━━ Records for this task ━━
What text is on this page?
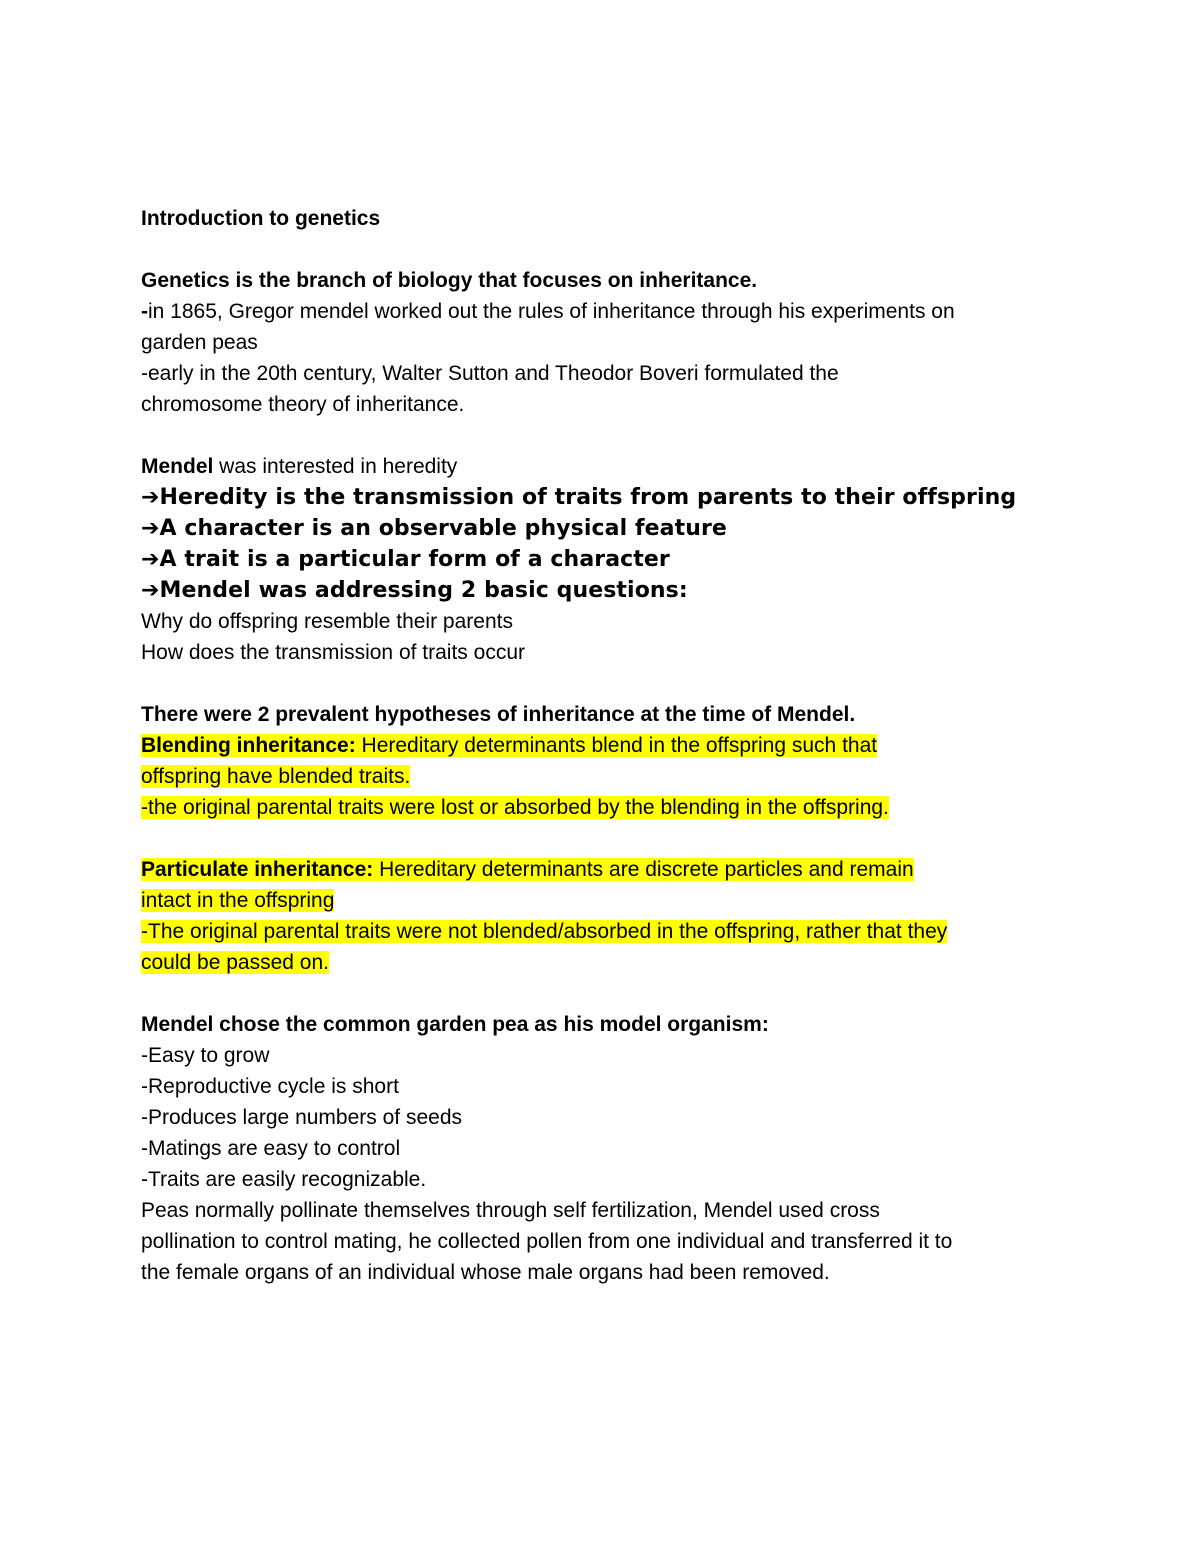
Introduction to genetics
Genetics is the branch of biology that focuses on inheritance.
-in 1865, Gregor mendel worked out the rules of inheritance through his experiments on
garden peas
-early in the 20th century, Walter Sutton and Theodor Boveri formulated the
chromosome theory of inheritance.
Mendel was interested in heredity
➔Heredity is the transmission of traits from parents to their offspring
➔A character is an observable physical feature
➔A trait is a particular form of a character
➔Mendel was addressing 2 basic questions:
Why do offspring resemble their parents
How does the transmission of traits occur
There were 2 prevalent hypotheses of inheritance at the time of Mendel.
Blending inheritance: Hereditary determinants blend in the offspring such that
offspring have blended traits.
-the original parental traits were lost or absorbed by the blending in the offspring.
Particulate inheritance: Hereditary determinants are discrete particles and remain
intact in the offspring
-The original parental traits were not blended/absorbed in the offspring, rather that they
could be passed on.
Mendel chose the common garden pea as his model organism:
-Easy to grow
-Reproductive cycle is short
-Produces large numbers of seeds
-Matings are easy to control
-Traits are easily recognizable.
Peas normally pollinate themselves through self fertilization, Mendel used cross
pollination to control mating, he collected pollen from one individual and transferred it to
the female organs of an individual whose male organs had been removed.
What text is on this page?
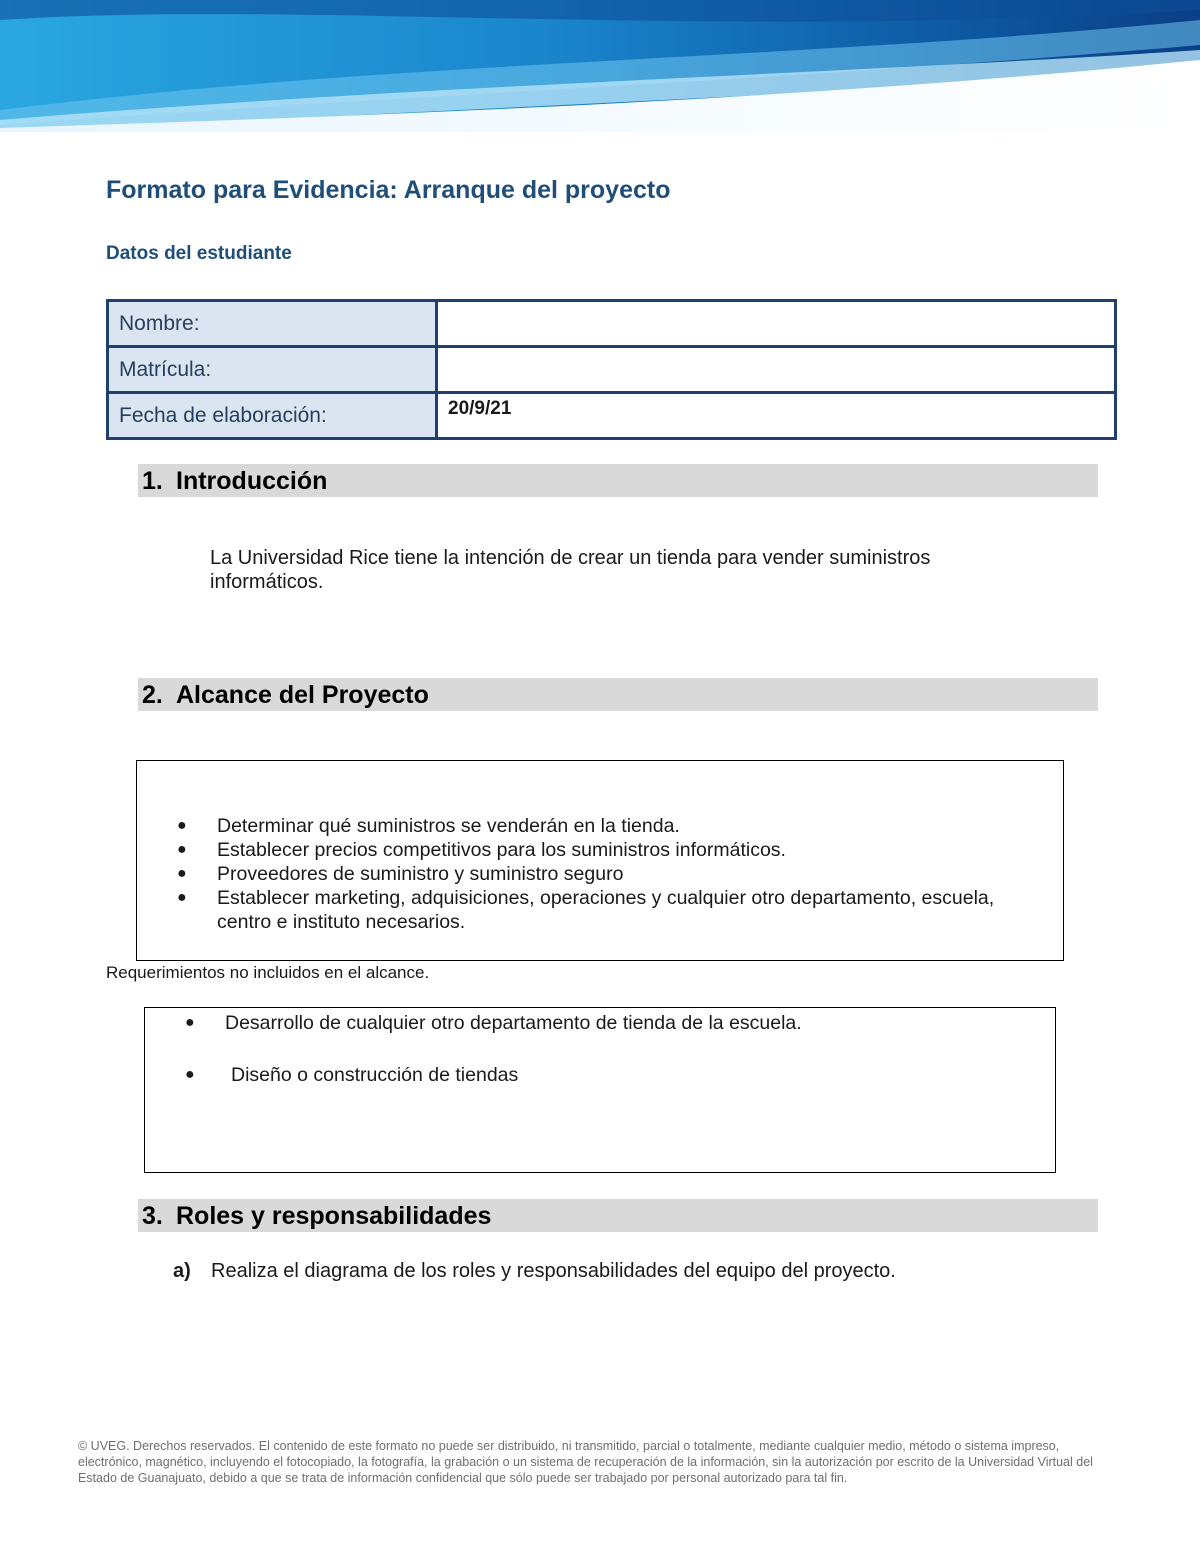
Formato para Evidencia: Arranque del proyecto
Datos del estudiante
Nombre:	
Matrícula:	
Fecha de elaboración:	20/9/21
1. Introducción
La Universidad Rice tiene la intención de crear un tienda para vender suministros informáticos.
2. Alcance del Proyecto
● Determinar qué suministros se venderán en la tienda.
● Establecer precios competitivos para los suministros informáticos.
● Proveedores de suministro y suministro seguro
● Establecer marketing, adquisiciones, operaciones y cualquier otro departamento, escuela, centro e instituto necesarios.
Requerimientos no incluidos en el alcance.
● Desarrollo de cualquier otro departamento de tienda de la escuela.
● Diseño o construcción de tiendas
3. Roles y responsabilidades
a) Realiza el diagrama de los roles y responsabilidades del equipo del proyecto.
© UVEG. Derechos reservados. El contenido de este formato no puede ser distribuido, ni transmitido, parcial o totalmente, mediante cualquier medio, método o sistema impreso, electrónico, magnético, incluyendo el fotocopiado, la fotografía, la grabación o un sistema de recuperación de la información, sin la autorización por escrito de la Universidad Virtual del Estado de Guanajuato, debido a que se trata de información confidencial que sólo puede ser trabajado por personal autorizado para tal fin.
━━━
Task requirements>
Each entry gets copied exactly; the pictures stay out.

Result of this exercise>
What text is on this page?
Introduction to genetics
Genetics is the branch of biology that focuses on inheritance.
-in 1865, Gregor mendel worked out the rules of inheritance through his experiments on
garden peas
-early in the 20th century, Walter Sutton and Theodor Boveri formulated the
chromosome theory of inheritance.
Mendel was interested in heredity
➔Heredity is the transmission of traits from parents to their offspring
➔A character is an observable physical feature
➔A trait is a particular form of a character
➔Mendel was addressing 2 basic questions:
Why do offspring resemble their parents
How does the transmission of traits occur
There were 2 prevalent hypotheses of inheritance at the time of Mendel.
Blending inheritance: Hereditary determinants blend in the offspring such that
offspring have blended traits.
-the original parental traits were lost or absorbed by the blending in the offspring.
Particulate inheritance: Hereditary determinants are discrete particles and remain
intact in the offspring
-The original parental traits were not blended/absorbed in the offspring, rather that they
could be passed on.
Mendel chose the common garden pea as his model organism:
-Easy to grow
-Reproductive cycle is short
-Produces large numbers of seeds
-Matings are easy to control
-Traits are easily recognizable.
Peas normally pollinate themselves through self fertilization, Mendel used cross
pollination to control mating, he collected pollen from one individual and transferred it to
the female organs of an individual whose male organs had been removed.
What text is on this page?
Formato para Evidencia: Arranque del proyecto
Datos del estudiante
Nombre:	
Matrícula:	
Fecha de elaboración:	20/9/21
1. Introducción
La Universidad Rice tiene la intención de crear un tienda para vender suministros informáticos.
2. Alcance del Proyecto
● Determinar qué suministros se venderán en la tienda.
● Establecer precios competitivos para los suministros informáticos.
● Proveedores de suministro y suministro seguro
● Establecer marketing, adquisiciones, operaciones y cualquier otro departamento, escuela, centro e instituto necesarios.
Requerimientos no incluidos en el alcance.
● Desarrollo de cualquier otro departamento de tienda de la escuela.
● Diseño o construcción de tiendas
3. Roles y responsabilidades
a) Realiza el diagrama de los roles y responsabilidades del equipo del proyecto.
© UVEG. Derechos reservados. El contenido de este formato no puede ser distribuido, ni transmitido, parcial o totalmente, mediante cualquier medio, método o sistema impreso, electrónico, magnético, incluyendo el fotocopiado, la fotografía, la grabación o un sistema de recuperación de la información, sin la autorización por escrito de la Universidad Virtual del Estado de Guanajuato, debido a que se trata de información confidencial que sólo puede ser trabajado por personal autorizado para tal fin.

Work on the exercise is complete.